What number of lines contain the word "сведения"? Reply with the number and nothing else.

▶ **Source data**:

——

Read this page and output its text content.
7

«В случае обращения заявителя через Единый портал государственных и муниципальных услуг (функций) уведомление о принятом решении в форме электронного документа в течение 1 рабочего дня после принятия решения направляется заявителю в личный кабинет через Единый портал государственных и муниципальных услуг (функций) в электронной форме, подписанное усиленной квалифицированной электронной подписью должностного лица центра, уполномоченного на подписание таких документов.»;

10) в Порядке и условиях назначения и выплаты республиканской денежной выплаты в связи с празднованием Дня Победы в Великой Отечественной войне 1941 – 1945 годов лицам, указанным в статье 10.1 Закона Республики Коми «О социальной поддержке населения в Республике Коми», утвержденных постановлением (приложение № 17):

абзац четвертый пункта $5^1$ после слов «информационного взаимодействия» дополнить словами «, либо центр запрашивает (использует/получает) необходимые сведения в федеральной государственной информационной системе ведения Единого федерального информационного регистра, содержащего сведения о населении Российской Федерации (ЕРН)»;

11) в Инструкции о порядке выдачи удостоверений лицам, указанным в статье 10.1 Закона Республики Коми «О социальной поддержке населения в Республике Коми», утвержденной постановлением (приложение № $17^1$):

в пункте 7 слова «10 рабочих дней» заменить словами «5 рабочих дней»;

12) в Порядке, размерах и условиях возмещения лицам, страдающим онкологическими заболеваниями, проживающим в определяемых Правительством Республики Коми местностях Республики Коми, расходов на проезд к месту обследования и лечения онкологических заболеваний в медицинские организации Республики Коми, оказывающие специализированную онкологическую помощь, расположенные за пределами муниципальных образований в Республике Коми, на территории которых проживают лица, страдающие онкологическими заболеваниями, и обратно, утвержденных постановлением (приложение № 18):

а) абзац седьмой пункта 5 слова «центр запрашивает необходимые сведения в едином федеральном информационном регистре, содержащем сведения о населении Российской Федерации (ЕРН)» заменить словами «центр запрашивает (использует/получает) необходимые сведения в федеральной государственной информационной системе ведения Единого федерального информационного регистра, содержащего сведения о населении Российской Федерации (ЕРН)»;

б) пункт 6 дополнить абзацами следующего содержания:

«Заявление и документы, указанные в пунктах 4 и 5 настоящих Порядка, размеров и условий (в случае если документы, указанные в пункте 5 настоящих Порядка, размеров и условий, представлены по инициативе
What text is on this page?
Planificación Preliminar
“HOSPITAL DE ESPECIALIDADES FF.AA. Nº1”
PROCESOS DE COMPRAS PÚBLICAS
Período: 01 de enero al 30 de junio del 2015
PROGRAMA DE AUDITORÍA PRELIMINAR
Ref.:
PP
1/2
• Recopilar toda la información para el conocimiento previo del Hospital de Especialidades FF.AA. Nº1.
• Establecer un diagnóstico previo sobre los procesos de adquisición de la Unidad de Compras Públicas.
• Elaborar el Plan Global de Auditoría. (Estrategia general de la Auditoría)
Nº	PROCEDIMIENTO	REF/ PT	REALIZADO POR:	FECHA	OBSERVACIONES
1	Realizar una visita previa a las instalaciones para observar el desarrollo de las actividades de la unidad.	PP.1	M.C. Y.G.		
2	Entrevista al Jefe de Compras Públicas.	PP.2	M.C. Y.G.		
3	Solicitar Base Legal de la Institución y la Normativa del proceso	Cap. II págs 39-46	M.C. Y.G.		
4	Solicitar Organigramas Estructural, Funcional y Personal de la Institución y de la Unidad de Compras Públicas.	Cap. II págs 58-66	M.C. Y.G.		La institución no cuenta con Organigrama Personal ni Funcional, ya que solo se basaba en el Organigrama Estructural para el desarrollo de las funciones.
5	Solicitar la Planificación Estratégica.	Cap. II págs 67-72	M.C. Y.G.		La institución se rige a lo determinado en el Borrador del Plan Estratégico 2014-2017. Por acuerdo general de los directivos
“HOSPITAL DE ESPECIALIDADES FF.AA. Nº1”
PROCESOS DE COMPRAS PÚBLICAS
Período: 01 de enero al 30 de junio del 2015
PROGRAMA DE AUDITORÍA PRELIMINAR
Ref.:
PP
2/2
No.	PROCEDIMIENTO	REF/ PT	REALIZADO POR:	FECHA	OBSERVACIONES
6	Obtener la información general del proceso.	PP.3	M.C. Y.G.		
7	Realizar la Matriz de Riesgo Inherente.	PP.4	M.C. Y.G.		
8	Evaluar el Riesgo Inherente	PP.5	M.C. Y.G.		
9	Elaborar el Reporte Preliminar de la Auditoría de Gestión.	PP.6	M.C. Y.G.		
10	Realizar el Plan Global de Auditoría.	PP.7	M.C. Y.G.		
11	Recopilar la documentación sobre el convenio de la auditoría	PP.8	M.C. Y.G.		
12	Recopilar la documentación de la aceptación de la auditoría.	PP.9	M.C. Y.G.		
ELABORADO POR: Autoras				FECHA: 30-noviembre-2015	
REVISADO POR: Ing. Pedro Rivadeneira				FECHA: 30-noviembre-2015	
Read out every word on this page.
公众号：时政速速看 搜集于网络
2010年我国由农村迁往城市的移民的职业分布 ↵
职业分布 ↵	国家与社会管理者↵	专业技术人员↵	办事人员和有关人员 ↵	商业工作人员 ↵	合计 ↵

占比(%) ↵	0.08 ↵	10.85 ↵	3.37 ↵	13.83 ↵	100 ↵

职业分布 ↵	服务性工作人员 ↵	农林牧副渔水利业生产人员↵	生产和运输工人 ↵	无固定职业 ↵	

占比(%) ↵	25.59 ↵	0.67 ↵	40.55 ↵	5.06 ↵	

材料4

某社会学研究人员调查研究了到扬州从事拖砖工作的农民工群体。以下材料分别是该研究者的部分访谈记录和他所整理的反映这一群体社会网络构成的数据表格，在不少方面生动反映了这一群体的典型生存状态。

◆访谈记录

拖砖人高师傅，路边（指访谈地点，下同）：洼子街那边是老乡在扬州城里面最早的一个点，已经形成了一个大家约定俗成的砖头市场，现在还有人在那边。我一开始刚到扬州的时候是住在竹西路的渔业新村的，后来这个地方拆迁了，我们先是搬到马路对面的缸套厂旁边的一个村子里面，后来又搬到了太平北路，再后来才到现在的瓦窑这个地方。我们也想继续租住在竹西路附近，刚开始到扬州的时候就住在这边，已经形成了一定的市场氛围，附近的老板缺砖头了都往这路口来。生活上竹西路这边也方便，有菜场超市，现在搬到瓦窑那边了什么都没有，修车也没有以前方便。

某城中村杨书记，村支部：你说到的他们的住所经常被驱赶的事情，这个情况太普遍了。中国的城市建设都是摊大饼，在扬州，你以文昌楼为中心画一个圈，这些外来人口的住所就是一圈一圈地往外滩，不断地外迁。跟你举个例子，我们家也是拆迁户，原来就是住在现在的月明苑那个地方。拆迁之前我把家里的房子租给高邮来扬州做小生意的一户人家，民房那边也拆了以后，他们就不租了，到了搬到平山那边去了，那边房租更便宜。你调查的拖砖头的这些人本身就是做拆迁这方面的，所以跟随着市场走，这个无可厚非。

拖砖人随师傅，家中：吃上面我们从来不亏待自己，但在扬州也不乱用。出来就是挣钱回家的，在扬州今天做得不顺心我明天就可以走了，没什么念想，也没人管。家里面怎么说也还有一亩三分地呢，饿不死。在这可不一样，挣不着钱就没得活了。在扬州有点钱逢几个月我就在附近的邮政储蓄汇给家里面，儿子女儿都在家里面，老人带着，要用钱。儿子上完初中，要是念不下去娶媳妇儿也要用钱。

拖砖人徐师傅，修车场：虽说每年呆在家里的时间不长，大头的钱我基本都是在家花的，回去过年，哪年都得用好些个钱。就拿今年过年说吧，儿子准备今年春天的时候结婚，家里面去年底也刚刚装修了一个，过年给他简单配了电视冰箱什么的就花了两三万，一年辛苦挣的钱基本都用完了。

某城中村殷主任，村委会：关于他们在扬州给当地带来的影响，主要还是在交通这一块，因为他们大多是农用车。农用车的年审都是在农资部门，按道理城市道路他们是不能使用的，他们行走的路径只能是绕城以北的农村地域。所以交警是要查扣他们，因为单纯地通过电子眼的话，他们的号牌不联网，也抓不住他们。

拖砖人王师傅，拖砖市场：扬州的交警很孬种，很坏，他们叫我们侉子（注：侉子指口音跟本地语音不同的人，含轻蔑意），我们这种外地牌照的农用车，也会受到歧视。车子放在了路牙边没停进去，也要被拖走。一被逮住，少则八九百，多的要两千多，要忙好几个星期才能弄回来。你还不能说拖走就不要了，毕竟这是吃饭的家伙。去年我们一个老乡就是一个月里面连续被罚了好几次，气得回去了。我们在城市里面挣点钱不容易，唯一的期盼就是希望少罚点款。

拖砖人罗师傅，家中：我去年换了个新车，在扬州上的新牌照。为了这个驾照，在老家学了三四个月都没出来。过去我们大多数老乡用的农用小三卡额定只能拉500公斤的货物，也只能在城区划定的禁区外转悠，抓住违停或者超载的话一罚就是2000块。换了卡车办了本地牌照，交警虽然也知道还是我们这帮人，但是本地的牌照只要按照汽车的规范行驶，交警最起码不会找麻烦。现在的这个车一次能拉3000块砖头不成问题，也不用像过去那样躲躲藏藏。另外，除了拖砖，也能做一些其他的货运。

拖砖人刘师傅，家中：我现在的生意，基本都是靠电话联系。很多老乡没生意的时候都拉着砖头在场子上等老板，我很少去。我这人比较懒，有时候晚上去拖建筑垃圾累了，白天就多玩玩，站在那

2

——

▶ **Worked answer**: 2